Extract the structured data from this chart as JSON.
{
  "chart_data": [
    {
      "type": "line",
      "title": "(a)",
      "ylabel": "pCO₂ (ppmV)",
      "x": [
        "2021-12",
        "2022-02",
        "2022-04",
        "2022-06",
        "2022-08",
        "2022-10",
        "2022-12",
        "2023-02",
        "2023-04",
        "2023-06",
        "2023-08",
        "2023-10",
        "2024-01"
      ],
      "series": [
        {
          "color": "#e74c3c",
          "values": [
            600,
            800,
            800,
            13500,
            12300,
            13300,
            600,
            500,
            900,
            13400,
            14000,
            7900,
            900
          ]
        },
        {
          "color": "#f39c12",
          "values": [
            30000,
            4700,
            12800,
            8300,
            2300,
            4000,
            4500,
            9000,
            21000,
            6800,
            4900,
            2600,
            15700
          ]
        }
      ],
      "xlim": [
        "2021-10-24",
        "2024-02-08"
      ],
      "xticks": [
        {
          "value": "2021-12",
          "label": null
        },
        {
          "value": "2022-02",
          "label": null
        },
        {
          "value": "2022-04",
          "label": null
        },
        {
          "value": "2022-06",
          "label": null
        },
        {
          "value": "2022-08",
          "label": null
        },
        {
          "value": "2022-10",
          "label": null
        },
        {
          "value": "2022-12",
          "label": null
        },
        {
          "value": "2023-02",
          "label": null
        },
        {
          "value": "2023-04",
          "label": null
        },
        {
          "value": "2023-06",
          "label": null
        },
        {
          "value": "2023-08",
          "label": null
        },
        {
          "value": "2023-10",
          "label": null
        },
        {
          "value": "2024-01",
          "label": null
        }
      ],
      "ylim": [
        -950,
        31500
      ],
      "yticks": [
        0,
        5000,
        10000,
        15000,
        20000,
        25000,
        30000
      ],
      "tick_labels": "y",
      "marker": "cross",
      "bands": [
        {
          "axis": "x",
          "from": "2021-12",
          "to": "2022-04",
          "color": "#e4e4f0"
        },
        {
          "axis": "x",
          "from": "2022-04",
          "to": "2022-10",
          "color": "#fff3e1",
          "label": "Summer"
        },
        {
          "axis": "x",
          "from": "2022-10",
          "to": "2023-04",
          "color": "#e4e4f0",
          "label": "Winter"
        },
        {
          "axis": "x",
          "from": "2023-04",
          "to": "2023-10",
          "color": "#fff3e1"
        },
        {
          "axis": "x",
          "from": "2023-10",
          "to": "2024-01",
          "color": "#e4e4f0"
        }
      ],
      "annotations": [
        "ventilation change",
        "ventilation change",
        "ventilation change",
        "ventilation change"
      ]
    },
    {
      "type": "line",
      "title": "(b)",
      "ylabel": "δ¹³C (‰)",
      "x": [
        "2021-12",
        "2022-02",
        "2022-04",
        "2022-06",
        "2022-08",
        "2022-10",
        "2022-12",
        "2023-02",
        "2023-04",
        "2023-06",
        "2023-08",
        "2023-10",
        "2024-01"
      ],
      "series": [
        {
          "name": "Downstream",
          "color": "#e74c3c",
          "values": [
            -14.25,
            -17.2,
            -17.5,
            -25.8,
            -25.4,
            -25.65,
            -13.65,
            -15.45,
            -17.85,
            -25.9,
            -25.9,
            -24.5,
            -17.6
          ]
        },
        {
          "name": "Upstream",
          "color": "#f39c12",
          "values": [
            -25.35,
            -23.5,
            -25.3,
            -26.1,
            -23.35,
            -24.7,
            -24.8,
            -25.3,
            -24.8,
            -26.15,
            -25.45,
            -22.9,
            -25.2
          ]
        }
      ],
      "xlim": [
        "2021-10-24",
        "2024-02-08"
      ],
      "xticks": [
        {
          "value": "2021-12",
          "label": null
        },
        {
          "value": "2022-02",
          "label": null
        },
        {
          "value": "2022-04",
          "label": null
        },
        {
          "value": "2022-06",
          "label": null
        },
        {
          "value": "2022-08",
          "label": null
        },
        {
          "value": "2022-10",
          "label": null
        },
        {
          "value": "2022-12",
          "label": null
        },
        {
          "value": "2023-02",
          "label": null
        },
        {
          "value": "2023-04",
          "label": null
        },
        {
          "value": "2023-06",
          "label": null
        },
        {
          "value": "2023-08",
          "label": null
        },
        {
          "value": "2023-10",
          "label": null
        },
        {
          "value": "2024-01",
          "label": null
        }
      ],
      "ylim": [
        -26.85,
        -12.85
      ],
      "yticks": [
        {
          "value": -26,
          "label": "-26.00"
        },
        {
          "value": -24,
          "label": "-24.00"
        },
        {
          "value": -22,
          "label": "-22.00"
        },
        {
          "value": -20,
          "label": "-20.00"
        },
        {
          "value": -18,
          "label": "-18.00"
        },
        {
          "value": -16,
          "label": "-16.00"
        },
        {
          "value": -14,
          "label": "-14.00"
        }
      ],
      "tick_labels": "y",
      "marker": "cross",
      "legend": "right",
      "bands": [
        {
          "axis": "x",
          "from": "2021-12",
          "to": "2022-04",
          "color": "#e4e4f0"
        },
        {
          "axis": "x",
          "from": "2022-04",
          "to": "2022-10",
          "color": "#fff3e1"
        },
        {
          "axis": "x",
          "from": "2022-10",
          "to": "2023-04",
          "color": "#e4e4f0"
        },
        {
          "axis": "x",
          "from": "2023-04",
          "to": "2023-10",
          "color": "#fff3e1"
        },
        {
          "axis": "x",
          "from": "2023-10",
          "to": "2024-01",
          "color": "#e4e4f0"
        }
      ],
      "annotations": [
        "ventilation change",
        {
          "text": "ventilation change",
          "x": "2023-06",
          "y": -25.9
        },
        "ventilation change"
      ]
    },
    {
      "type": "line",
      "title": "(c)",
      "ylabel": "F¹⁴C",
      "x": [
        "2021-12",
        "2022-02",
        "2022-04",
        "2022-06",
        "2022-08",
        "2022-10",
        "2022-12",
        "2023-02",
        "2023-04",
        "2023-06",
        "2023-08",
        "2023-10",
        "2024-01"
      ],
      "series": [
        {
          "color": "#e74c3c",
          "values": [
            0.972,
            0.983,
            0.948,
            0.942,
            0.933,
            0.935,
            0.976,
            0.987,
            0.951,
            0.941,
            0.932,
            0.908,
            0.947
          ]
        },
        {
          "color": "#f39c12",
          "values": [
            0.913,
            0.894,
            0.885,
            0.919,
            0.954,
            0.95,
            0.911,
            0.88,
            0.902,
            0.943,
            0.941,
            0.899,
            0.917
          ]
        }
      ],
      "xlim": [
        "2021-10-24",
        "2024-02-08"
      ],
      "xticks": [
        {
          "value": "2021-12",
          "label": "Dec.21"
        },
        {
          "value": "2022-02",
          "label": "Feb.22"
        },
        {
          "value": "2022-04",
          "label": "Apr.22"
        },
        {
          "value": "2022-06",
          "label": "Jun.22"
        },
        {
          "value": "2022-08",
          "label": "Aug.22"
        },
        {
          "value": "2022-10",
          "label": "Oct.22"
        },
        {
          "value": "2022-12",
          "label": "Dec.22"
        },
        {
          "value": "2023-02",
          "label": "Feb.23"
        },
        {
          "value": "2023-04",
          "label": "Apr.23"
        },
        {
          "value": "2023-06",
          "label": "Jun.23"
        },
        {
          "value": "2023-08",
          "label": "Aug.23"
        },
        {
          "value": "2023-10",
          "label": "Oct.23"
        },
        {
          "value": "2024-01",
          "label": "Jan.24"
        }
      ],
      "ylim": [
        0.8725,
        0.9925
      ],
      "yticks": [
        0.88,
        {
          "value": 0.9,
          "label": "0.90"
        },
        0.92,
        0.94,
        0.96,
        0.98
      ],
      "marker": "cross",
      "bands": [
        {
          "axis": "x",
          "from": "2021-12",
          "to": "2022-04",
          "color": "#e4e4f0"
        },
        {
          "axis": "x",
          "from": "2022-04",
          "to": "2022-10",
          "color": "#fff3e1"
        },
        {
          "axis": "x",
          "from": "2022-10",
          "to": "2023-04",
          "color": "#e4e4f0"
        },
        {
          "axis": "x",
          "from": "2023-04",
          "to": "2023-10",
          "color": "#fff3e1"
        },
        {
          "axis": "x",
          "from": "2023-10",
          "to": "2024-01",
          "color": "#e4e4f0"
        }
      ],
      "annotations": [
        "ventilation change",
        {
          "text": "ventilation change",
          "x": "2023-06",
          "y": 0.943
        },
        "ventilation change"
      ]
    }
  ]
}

**Required task**
Give the number of lines in the records above that contain the word "ylabel". Reply with that number alone.

**Result of the exercise**
3